# Start of Data rows

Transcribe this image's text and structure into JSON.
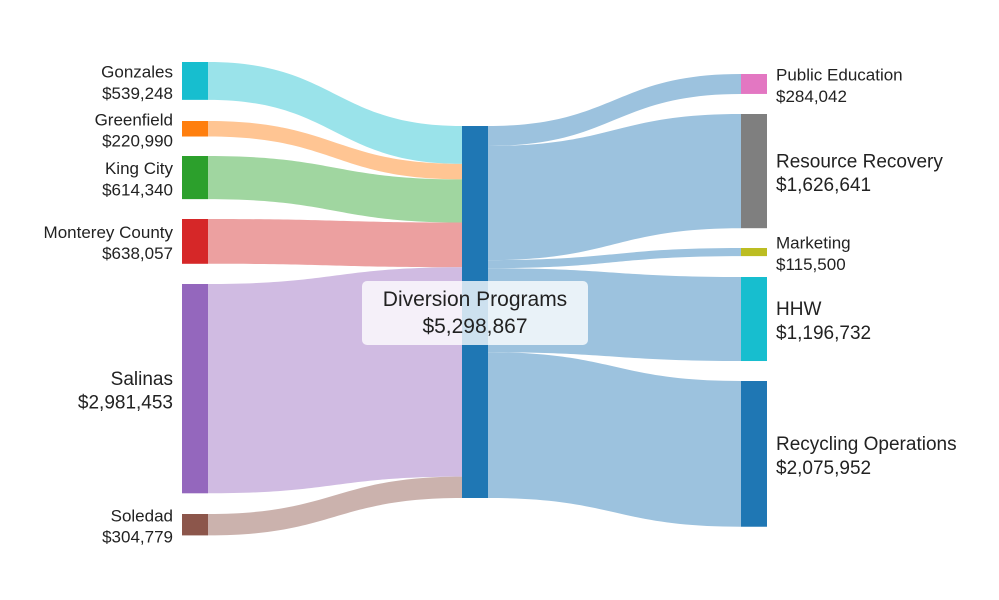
{
  "chart_data": {
    "type": "sankey",
    "title": "",
    "sources": [
      {
        "name": "Gonzales",
        "label": "$539,248",
        "value": 539248,
        "color": "#17becf",
        "link_color": "#9ae3ea"
      },
      {
        "name": "Greenfield",
        "label": "$220,990",
        "value": 220990,
        "color": "#ff7f0e",
        "link_color": "#ffc593"
      },
      {
        "name": "King City",
        "label": "$614,340",
        "value": 614340,
        "color": "#2ca02c",
        "link_color": "#a0d6a0"
      },
      {
        "name": "Monterey County",
        "label": "$638,057",
        "value": 638057,
        "color": "#d62728",
        "link_color": "#eca0a0"
      },
      {
        "name": "Salinas",
        "label": "$2,981,453",
        "value": 2981453,
        "color": "#9467bd",
        "link_color": "#d0bbe2"
      },
      {
        "name": "Soledad",
        "label": "$304,779",
        "value": 304779,
        "color": "#8c564b",
        "link_color": "#cbb2ad"
      }
    ],
    "center": {
      "name": "Diversion Programs",
      "label": "$5,298,867",
      "value": 5298867,
      "color": "#1f77b4"
    },
    "targets": [
      {
        "name": "Public Education",
        "label": "$284,042",
        "value": 284042,
        "color": "#e377c2"
      },
      {
        "name": "Resource Recovery",
        "label": "$1,626,641",
        "value": 1626641,
        "color": "#7f7f7f"
      },
      {
        "name": "Marketing",
        "label": "$115,500",
        "value": 115500,
        "color": "#bcbd22"
      },
      {
        "name": "HHW",
        "label": "$1,196,732",
        "value": 1196732,
        "color": "#17becf"
      },
      {
        "name": "Recycling Operations",
        "label": "$2,075,952",
        "value": 2075952,
        "color": "#1f77b4"
      }
    ],
    "outflow_link_color": "#9cc2de"
  }
}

# End of Data rows

_Description of the task_.
Transcribe every line from the records above without alteration, and leave out the images.

_Written response_.
Transcribe this image's text and structure into JSON.
{
  "chart_data": {
    "type": "sankey",
    "title": "",
    "sources": [
      {
        "name": "Gonzales",
        "label": "$539,248",
        "value": 539248,
        "color": "#17becf",
        "link_color": "#9ae3ea"
      },
      {
        "name": "Greenfield",
        "label": "$220,990",
        "value": 220990,
        "color": "#ff7f0e",
        "link_color": "#ffc593"
      },
      {
        "name": "King City",
        "label": "$614,340",
        "value": 614340,
        "color": "#2ca02c",
        "link_color": "#a0d6a0"
      },
      {
        "name": "Monterey County",
        "label": "$638,057",
        "value": 638057,
        "color": "#d62728",
        "link_color": "#eca0a0"
      },
      {
        "name": "Salinas",
        "label": "$2,981,453",
        "value": 2981453,
        "color": "#9467bd",
        "link_color": "#d0bbe2"
      },
      {
        "name": "Soledad",
        "label": "$304,779",
        "value": 304779,
        "color": "#8c564b",
        "link_color": "#cbb2ad"
      }
    ],
    "center": {
      "name": "Diversion Programs",
      "label": "$5,298,867",
      "value": 5298867,
      "color": "#1f77b4"
    },
    "targets": [
      {
        "name": "Public Education",
        "label": "$284,042",
        "value": 284042,
        "color": "#e377c2"
      },
      {
        "name": "Resource Recovery",
        "label": "$1,626,641",
        "value": 1626641,
        "color": "#7f7f7f"
      },
      {
        "name": "Marketing",
        "label": "$115,500",
        "value": 115500,
        "color": "#bcbd22"
      },
      {
        "name": "HHW",
        "label": "$1,196,732",
        "value": 1196732,
        "color": "#17becf"
      },
      {
        "name": "Recycling Operations",
        "label": "$2,075,952",
        "value": 2075952,
        "color": "#1f77b4"
      }
    ],
    "outflow_link_color": "#9cc2de"
  }
}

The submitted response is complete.